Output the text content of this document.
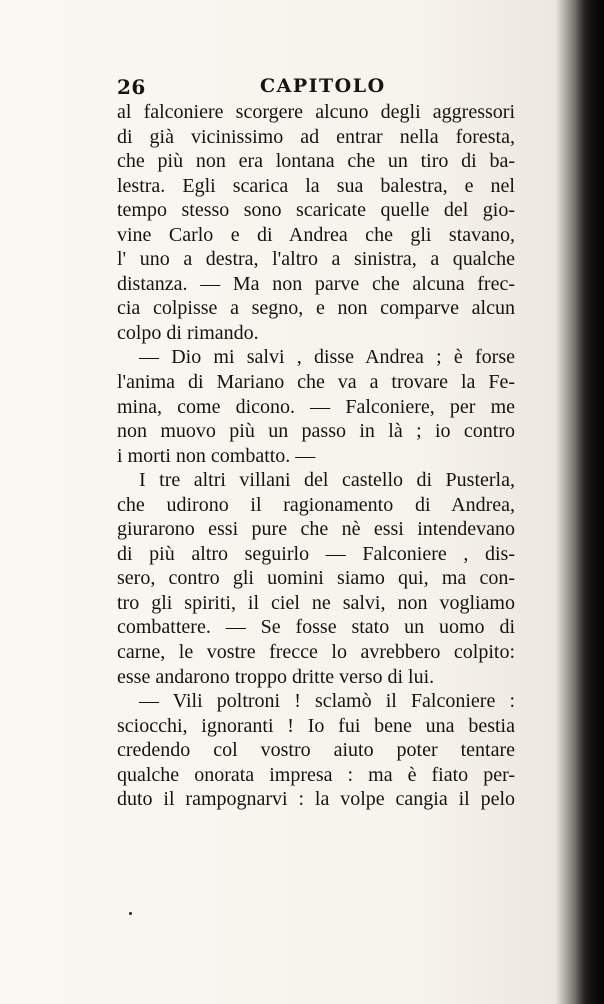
26	CAPITOLO
al falconiere scorgere alcuno degli aggressori
di già vicinissimo ad entrar nella foresta,
che più non era lontana che un tiro di ba-
lestra. Egli scarica la sua balestra, e nel
tempo stesso sono scaricate quelle del gio-
vine Carlo e di Andrea che gli stavano,
l' uno a destra, l'altro a sinistra, a qualche
distanza. — Ma non parve che alcuna frec-
cia colpisse a segno, e non comparve alcun
colpo di rimando.
— Dio mi salvi , disse Andrea ; è forse
l'anima di Mariano che va a trovare la Fe-
mina, come dicono. — Falconiere, per me
non muovo più un passo in là ; io contro
i morti non combatto. —
I tre altri villani del castello di Pusterla,
che udirono il ragionamento di Andrea,
giurarono essi pure che nè essi intendevano
di più altro seguirlo — Falconiere , dis-
sero, contro gli uomini siamo qui, ma con-
tro gli spiriti, il ciel ne salvi, non vogliamo
combattere. — Se fosse stato un uomo di
carne, le vostre frecce lo avrebbero colpito:
esse andarono troppo dritte verso di lui.
— Vili poltroni ! sclamò il Falconiere :
sciocchi, ignoranti ! Io fui bene una bestia
credendo col vostro aiuto poter tentare
qualche onorata impresa : ma è fiato per-
duto il rampognarvi : la volpe cangia il pelo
::::::::::
→ **Problem statement**: Note how many lines in the material hold the word "qualche", and give that number with nothing added.

→ **Reply**: 2